INSTRUCTIONS TO FOLLOW>
Return every one of the records below word for word, leaving out the pictures.

ENTRIES SUPPLIED>
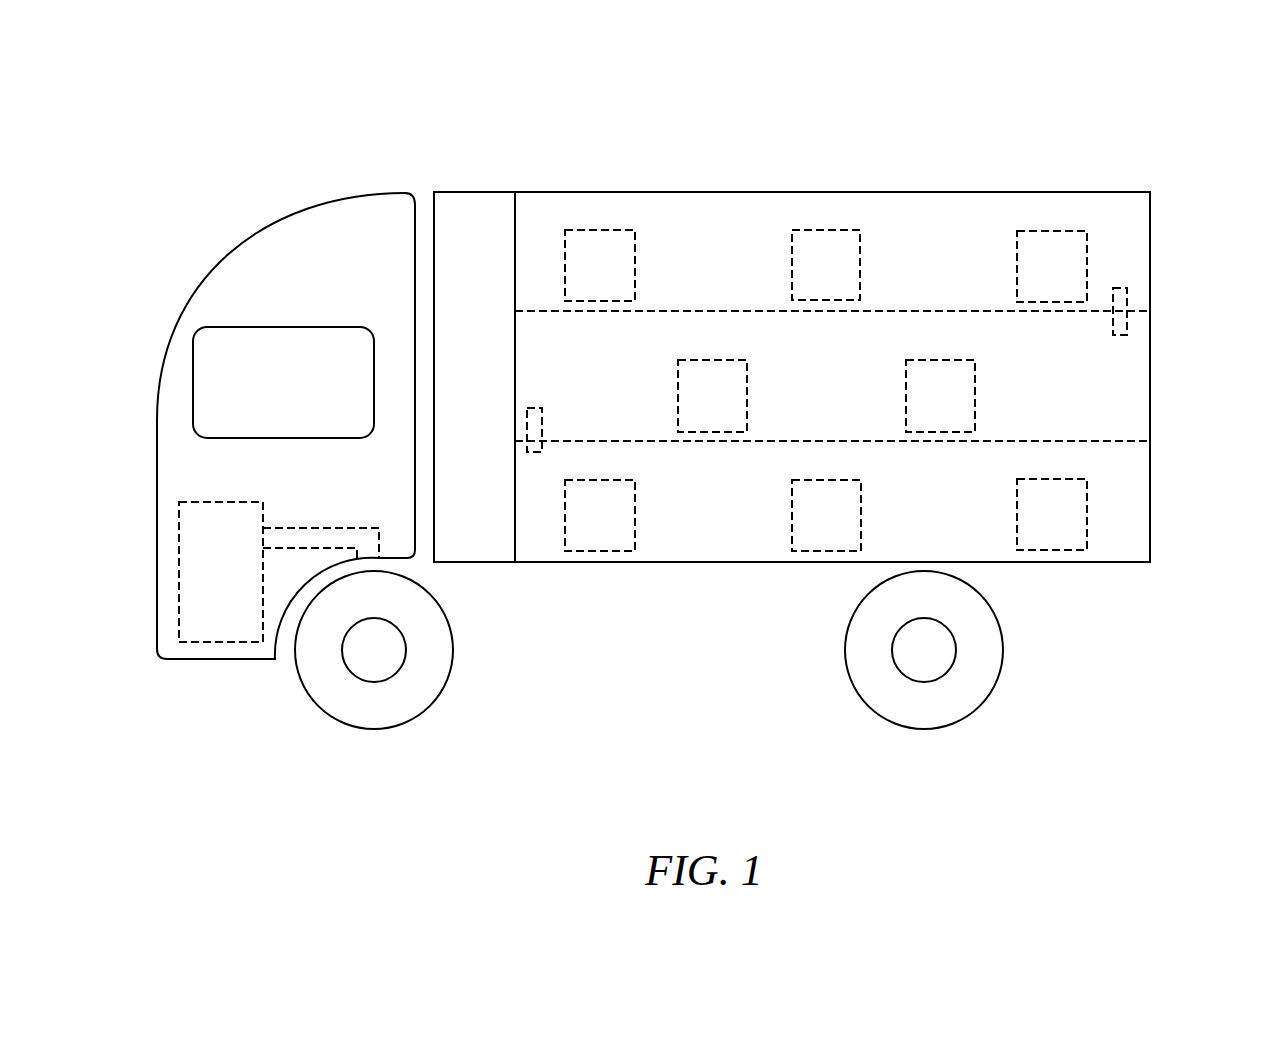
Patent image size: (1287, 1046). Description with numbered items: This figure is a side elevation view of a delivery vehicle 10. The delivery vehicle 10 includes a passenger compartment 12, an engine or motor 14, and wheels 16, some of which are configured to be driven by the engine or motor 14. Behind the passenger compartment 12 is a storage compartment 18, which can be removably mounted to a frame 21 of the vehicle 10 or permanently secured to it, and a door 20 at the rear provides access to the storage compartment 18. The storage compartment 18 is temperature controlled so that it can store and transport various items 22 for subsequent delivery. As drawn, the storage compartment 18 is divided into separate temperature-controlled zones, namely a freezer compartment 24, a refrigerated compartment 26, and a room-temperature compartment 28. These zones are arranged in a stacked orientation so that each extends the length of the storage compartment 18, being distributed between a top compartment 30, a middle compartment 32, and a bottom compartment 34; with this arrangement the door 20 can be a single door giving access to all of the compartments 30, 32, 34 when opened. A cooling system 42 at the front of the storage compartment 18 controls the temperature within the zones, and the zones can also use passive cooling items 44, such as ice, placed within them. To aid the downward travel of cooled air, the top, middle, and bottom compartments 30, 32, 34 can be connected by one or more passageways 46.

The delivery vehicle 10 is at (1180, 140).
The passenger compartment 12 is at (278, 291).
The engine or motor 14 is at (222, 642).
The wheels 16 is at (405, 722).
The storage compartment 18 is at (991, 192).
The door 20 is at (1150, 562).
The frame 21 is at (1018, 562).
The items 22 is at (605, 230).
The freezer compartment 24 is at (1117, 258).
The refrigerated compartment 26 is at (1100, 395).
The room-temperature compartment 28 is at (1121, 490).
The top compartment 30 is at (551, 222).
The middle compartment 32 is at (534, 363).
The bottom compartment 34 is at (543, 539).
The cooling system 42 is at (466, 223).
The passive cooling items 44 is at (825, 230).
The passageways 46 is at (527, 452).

REPLY>
Patent image size: (1287, 1046). Description with numbered items: This figure is a side elevation view of a delivery vehicle 10. The delivery vehicle 10 includes a passenger compartment 12, an engine or motor 14, and wheels 16, some of which are configured to be driven by the engine or motor 14. Behind the passenger compartment 12 is a storage compartment 18, which can be removably mounted to a frame 21 of the vehicle 10 or permanently secured to it, and a door 20 at the rear provides access to the storage compartment 18. The storage compartment 18 is temperature controlled so that it can store and transport various items 22 for subsequent delivery. As drawn, the storage compartment 18 is divided into separate temperature-controlled zones, namely a freezer compartment 24, a refrigerated compartment 26, and a room-temperature compartment 28. These zones are arranged in a stacked orientation so that each extends the length of the storage compartment 18, being distributed between a top compartment 30, a middle compartment 32, and a bottom compartment 34; with this arrangement the door 20 can be a single door giving access to all of the compartments 30, 32, 34 when opened. A cooling system 42 at the front of the storage compartment 18 controls the temperature within the zones, and the zones can also use passive cooling items 44, such as ice, placed within them. To aid the downward travel of cooled air, the top, middle, and bottom compartments 30, 32, 34 can be connected by one or more passageways 46.

The delivery vehicle 10 is at (1180, 140).
The passenger compartment 12 is at (278, 291).
The engine or motor 14 is at (222, 642).
The wheels 16 is at (405, 722).
The storage compartment 18 is at (991, 192).
The door 20 is at (1150, 562).
The frame 21 is at (1018, 562).
The items 22 is at (605, 230).
The freezer compartment 24 is at (1117, 258).
The refrigerated compartment 26 is at (1100, 395).
The room-temperature compartment 28 is at (1121, 490).
The top compartment 30 is at (551, 222).
The middle compartment 32 is at (534, 363).
The bottom compartment 34 is at (543, 539).
The cooling system 42 is at (466, 223).
The passive cooling items 44 is at (825, 230).
The passageways 46 is at (527, 452).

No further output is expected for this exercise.